▶ **Goal**:
Copy out the data below word for word, from its first line through the line containing "y-tick-label: 5000 (87, 316, 118, 330)", including both of those lines.

************

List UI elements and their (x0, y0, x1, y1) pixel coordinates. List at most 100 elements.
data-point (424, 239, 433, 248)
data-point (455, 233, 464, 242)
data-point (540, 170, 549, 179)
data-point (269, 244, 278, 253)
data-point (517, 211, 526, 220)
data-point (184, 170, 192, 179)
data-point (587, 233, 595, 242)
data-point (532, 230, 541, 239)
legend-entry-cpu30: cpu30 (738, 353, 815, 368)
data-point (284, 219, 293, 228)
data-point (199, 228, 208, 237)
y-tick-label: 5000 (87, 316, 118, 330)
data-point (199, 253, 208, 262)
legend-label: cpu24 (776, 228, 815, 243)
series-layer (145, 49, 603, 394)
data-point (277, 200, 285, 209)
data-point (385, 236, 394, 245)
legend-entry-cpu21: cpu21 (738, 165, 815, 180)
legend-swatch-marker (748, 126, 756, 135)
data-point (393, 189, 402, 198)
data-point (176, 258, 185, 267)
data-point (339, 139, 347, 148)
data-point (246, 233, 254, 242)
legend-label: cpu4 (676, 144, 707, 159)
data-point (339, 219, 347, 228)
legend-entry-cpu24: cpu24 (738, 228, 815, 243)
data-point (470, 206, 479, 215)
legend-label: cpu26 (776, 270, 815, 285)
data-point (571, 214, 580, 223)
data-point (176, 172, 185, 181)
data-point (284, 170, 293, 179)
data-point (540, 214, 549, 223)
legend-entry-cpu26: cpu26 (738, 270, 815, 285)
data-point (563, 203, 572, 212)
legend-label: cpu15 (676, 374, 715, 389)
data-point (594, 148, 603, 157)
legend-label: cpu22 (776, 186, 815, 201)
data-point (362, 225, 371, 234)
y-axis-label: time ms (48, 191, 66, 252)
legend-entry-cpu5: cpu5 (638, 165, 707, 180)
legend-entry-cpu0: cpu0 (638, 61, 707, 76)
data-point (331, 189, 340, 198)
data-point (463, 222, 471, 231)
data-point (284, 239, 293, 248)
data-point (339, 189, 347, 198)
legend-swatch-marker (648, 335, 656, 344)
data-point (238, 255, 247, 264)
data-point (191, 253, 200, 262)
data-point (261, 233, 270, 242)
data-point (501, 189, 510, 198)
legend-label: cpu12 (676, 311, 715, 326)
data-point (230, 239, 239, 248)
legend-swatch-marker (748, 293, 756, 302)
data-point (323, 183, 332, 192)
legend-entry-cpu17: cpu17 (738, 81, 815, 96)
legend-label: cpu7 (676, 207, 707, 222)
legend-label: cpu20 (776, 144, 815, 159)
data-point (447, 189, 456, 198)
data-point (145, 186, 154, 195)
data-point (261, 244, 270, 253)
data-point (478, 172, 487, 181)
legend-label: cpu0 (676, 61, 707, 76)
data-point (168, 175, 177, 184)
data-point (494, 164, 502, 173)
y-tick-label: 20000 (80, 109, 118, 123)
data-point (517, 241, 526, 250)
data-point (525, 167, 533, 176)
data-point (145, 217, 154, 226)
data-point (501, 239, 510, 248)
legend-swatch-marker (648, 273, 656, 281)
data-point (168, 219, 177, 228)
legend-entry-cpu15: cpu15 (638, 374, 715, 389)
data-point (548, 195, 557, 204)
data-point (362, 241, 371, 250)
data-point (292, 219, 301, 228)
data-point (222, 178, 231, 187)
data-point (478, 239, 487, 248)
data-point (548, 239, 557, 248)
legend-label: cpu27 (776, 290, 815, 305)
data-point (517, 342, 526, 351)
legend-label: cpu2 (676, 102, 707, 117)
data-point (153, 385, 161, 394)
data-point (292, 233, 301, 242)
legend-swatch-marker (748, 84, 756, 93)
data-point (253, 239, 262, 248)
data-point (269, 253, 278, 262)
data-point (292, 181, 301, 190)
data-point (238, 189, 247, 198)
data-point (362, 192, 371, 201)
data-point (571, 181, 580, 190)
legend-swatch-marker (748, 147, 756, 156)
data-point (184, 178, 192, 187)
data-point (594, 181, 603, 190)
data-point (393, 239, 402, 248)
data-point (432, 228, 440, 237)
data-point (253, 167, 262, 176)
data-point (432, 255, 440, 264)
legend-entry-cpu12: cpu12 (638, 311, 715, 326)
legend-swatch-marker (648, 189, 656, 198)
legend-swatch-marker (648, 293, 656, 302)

************

▶ **Output of the exercise**:
List UI elements and their (x0, y0, x1, y1) pixel coordinates. List at most 100 elements.
data-point (424, 239, 433, 248)
data-point (455, 233, 464, 242)
data-point (540, 170, 549, 179)
data-point (269, 244, 278, 253)
data-point (517, 211, 526, 220)
data-point (184, 170, 192, 179)
data-point (587, 233, 595, 242)
data-point (532, 230, 541, 239)
legend-entry-cpu30: cpu30 (738, 353, 815, 368)
data-point (284, 219, 293, 228)
data-point (199, 228, 208, 237)
y-tick-label: 5000 (87, 316, 118, 330)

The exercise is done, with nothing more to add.